Extracted text
————
3.4.2 Suggested Documentation Sections for Models

Machine learning models use statistical techniques to make predictions based on known inputs.Momin M. Malik. (2019). Can algorithms themselves be biased? Medium. https://medium.com/berkman-klein-center/can-algorithms-themselves-be-biased-cffecbf2302c They are incorporated into many real-world systems and business processes where prediction and estimation is valuable.

Model transparency is important because ML models are used in making decisions, and a society can only be accountable and fair if the decision-making within it is understandable, accountable, and fair. Clarifying the basis of a recommendation helps in achieving these objectives. When people know that the models they are designing will be accountable and understandable, they have strong reasons to aim at fairness.

Model documentation becomes even more important as machine learning gets incorporated into systems making high-stakes decisions. For example, some states in the US are implementing ML-based risk assessment tools in the criminal justice system. From a societal perspective, it is important that any products with so much potential impact on individual well-being are accountable to the people they impact, so it is particularly untenable for these products to remain wholly “black boxes.” Other high-stakes applications of machine learning include models that determine the distribution of public benefits, models used in the healthcare industry that impact consumer premiums under risk-based payment models, or facial recognition models used by law enforcement.

The documentation steps outlined in this section apply to models built on static data, which does not change after being recorded, using various methods including supervised learning, unsupervised learning, and reinforcement learning. While these models are also relevant, at this time, the guidelines below are less applicable to models that use streaming data, such as online learning models, where the dataset or metrics are dynamically changing.
————
Directive A
According to the passage on model documentation, to models built on what kind of data do the documentation steps in this section apply?
The passage on model documentation and the rows that follow it come from unrelated sources.

Data lines
————
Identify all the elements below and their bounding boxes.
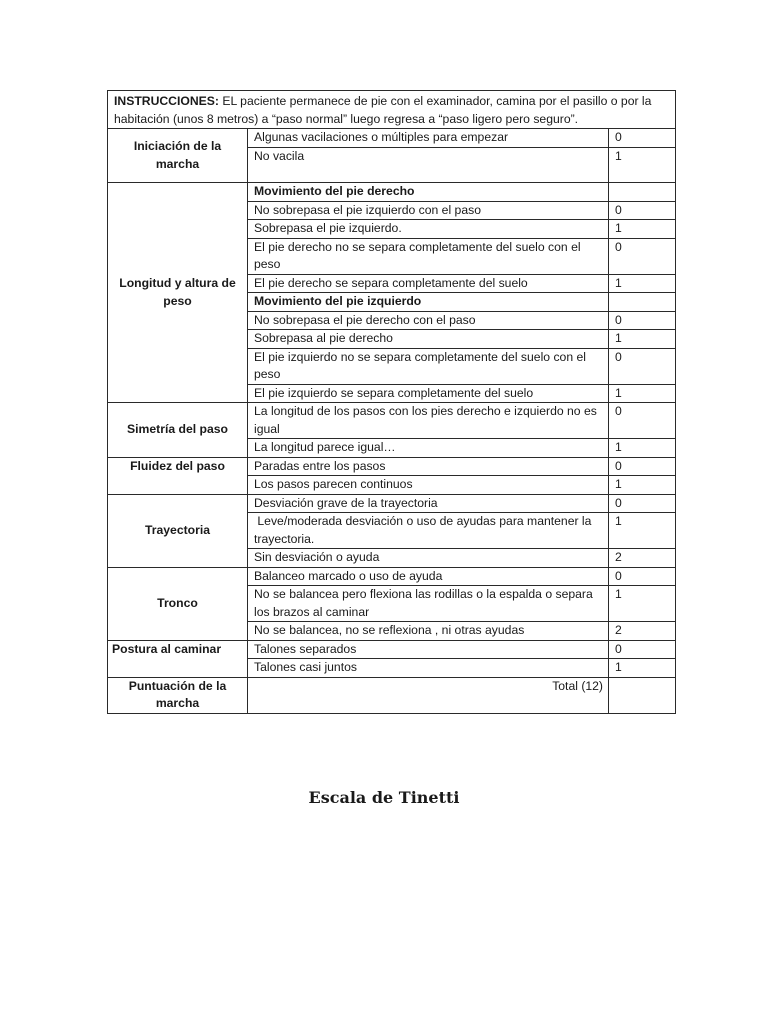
————
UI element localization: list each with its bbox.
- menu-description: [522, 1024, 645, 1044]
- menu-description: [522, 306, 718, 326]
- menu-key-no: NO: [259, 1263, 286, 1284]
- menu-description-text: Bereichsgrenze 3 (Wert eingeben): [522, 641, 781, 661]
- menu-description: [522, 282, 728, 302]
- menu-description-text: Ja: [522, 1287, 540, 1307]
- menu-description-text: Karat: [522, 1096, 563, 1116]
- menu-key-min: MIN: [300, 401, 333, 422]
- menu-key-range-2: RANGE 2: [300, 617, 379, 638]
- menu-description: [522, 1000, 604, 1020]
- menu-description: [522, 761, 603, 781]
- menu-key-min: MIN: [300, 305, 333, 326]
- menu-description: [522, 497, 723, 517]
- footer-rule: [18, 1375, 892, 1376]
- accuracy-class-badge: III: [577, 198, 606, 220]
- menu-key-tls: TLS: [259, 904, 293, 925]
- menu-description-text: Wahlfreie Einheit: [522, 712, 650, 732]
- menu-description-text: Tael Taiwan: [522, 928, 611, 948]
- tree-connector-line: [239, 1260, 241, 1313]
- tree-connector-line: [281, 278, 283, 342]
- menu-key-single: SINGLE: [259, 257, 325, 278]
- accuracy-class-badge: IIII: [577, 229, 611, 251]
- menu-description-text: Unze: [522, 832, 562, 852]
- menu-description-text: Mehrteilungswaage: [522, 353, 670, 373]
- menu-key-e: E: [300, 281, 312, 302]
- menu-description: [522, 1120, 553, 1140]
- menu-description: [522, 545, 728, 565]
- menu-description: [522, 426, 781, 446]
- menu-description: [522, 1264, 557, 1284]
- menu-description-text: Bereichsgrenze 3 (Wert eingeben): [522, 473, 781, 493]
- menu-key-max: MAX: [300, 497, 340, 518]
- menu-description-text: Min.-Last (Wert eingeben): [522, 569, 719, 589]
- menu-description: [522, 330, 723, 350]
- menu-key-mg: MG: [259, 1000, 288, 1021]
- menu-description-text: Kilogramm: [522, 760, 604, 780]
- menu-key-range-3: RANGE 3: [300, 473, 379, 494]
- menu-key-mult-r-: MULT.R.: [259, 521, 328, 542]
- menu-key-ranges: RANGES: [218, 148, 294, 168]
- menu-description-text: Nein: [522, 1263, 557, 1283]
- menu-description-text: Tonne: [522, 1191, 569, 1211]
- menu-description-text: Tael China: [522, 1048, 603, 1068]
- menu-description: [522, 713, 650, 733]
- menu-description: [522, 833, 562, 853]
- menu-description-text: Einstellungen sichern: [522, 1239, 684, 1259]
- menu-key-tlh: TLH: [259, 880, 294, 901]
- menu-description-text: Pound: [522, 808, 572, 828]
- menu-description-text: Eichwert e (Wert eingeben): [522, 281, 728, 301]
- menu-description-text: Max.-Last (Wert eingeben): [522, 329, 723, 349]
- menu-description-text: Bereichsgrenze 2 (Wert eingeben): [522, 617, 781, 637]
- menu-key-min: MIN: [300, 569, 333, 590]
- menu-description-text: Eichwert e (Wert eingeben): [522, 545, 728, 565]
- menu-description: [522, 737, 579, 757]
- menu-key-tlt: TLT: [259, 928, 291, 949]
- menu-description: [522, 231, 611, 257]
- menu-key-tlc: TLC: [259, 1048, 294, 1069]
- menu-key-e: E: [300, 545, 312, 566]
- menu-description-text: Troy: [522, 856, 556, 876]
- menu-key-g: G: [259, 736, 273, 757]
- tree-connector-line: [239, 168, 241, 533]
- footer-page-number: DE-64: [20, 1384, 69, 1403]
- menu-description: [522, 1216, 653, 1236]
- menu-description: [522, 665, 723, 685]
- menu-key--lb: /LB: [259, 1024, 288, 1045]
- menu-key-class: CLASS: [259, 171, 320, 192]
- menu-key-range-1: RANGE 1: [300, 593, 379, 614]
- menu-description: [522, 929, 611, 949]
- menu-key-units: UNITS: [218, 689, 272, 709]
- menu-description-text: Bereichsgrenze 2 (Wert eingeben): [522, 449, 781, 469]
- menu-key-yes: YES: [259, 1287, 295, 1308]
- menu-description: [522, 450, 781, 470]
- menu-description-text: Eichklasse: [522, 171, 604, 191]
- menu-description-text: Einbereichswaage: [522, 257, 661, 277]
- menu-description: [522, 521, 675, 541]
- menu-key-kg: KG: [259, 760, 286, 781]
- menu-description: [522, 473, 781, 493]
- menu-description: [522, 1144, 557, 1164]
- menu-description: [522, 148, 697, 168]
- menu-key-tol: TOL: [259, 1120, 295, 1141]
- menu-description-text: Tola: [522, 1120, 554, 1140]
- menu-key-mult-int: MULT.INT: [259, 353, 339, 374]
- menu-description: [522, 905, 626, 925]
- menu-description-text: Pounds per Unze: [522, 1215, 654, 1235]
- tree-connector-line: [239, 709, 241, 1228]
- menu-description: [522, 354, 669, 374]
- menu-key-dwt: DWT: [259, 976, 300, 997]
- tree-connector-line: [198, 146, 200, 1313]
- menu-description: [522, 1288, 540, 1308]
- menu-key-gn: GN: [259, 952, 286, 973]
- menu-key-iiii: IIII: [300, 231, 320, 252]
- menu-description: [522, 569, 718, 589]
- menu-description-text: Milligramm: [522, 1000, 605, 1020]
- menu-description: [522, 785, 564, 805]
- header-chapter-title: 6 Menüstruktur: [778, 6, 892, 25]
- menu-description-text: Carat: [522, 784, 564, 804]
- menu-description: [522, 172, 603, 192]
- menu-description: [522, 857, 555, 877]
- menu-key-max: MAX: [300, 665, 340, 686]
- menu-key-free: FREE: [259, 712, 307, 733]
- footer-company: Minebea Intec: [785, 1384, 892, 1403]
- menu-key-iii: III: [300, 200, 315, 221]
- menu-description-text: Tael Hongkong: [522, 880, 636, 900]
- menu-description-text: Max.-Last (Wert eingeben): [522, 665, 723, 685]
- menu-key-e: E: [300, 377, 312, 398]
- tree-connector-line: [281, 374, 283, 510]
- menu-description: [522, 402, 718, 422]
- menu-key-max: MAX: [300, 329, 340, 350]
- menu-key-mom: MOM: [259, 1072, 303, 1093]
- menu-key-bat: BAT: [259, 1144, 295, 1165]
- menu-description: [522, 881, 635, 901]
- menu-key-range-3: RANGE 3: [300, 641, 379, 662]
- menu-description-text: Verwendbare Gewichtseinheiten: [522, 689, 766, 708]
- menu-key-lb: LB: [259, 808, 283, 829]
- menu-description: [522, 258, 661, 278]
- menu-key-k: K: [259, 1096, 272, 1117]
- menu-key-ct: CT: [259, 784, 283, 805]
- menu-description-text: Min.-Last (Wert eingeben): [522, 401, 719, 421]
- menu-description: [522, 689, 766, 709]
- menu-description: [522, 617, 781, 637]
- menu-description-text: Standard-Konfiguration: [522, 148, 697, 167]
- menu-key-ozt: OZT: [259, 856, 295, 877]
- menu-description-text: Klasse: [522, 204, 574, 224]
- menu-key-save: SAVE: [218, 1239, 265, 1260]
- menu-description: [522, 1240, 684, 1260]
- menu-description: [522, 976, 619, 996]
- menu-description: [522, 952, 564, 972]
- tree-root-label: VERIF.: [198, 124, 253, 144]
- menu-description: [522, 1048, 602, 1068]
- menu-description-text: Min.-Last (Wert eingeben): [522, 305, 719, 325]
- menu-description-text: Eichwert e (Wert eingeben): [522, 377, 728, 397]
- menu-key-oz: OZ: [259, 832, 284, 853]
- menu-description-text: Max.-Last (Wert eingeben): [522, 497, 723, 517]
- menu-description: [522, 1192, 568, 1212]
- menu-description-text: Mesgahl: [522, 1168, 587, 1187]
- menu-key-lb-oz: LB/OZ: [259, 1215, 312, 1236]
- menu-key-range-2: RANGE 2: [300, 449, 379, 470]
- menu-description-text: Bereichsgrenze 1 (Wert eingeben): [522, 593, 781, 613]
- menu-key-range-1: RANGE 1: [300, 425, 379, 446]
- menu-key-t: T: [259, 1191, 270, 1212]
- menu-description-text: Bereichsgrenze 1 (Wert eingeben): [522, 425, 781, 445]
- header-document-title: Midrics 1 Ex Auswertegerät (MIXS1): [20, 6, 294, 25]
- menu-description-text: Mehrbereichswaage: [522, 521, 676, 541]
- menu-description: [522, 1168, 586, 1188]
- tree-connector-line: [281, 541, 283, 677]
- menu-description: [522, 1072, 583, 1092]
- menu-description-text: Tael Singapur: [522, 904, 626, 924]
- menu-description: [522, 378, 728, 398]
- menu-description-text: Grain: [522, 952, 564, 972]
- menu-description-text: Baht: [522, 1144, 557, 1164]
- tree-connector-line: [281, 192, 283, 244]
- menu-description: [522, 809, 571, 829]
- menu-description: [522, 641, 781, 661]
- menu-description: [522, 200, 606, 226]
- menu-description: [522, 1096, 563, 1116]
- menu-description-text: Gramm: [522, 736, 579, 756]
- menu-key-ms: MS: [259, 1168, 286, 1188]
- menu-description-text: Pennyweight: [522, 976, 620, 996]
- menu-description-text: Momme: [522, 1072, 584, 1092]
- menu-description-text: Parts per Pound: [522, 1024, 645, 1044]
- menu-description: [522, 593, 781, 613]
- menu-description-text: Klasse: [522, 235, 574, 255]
————
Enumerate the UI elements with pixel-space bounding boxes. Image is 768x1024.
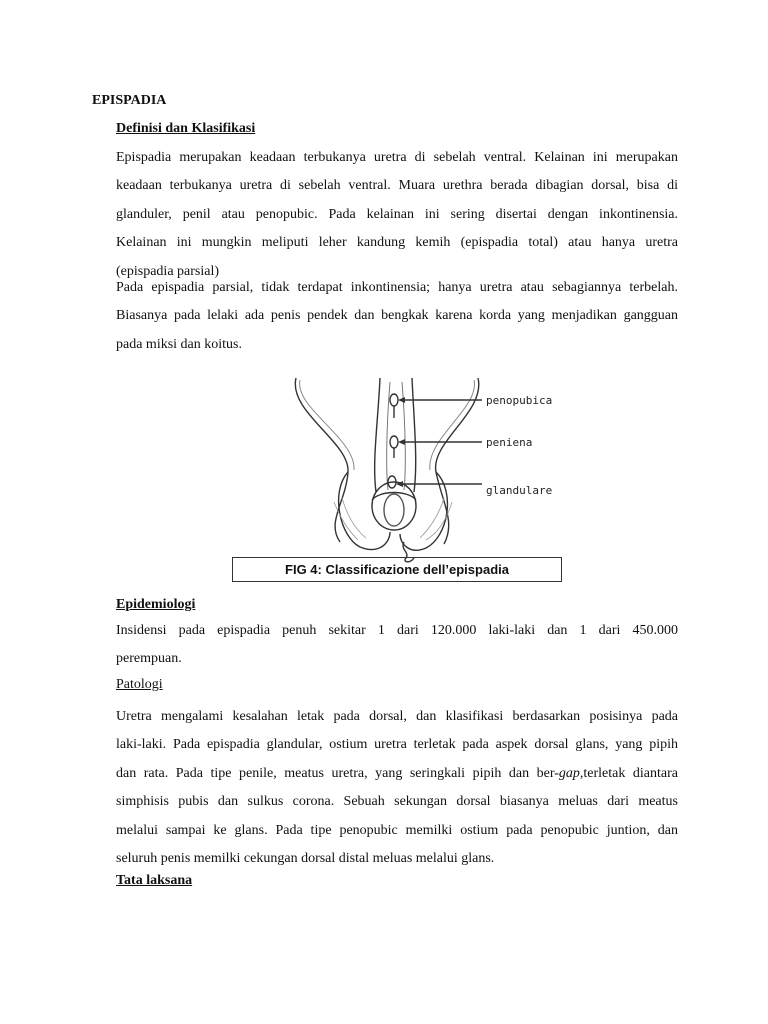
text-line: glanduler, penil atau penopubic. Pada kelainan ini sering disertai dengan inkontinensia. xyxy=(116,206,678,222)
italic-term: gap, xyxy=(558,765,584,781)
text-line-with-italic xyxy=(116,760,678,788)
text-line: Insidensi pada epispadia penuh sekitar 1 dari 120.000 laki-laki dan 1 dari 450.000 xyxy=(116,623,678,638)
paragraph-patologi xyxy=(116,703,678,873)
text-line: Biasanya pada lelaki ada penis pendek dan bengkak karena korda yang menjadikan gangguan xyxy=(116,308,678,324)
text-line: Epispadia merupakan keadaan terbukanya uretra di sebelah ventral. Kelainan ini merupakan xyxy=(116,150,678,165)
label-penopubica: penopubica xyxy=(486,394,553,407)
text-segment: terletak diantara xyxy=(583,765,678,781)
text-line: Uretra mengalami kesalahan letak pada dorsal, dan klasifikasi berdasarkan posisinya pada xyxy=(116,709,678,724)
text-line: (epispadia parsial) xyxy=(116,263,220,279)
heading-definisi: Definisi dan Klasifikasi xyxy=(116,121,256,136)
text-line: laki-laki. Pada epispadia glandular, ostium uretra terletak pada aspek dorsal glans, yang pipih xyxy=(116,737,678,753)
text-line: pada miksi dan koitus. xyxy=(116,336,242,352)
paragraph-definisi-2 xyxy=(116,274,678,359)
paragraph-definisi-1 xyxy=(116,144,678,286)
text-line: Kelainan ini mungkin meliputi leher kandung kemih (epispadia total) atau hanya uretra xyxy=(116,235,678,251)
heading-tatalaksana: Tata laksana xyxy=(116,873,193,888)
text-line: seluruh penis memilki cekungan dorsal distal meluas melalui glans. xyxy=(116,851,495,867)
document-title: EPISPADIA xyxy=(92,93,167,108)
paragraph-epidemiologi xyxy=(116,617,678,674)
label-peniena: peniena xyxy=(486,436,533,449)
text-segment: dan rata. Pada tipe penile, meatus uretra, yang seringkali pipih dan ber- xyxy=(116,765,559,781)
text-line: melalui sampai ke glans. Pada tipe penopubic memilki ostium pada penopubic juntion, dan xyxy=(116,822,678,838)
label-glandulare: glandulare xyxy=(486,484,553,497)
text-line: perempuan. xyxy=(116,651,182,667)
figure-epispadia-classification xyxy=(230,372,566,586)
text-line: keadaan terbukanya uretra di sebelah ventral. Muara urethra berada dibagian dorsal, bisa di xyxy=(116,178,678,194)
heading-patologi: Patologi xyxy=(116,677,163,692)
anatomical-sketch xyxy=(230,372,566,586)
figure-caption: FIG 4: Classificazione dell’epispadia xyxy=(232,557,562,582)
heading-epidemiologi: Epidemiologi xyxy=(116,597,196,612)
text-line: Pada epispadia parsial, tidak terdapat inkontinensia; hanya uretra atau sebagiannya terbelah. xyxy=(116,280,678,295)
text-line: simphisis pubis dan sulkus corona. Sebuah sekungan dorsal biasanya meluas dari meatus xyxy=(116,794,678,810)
————
Directive B
Return, character for character, the stretch of rows from the line containing "UI element localization: list" through the line containing "- menu-description: [522, 497, 723, 517]", including both of those lines.

Right answer A
They apply to models built on static data, which does not change after being recorded.

Right answer B
UI element localization: list each with its bbox.
- menu-description: [522, 1024, 645, 1044]
- menu-description: [522, 306, 718, 326]
- menu-key-no: NO: [259, 1263, 286, 1284]
- menu-description-text: Bereichsgrenze 3 (Wert eingeben): [522, 641, 781, 661]
- menu-description: [522, 282, 728, 302]
- menu-description-text: Ja: [522, 1287, 540, 1307]
- menu-description-text: Karat: [522, 1096, 563, 1116]
- menu-key-min: MIN: [300, 401, 333, 422]
- menu-key-range-2: RANGE 2: [300, 617, 379, 638]
- menu-description: [522, 1000, 604, 1020]
- menu-description: [522, 761, 603, 781]
- menu-key-min: MIN: [300, 305, 333, 326]
- menu-description: [522, 497, 723, 517]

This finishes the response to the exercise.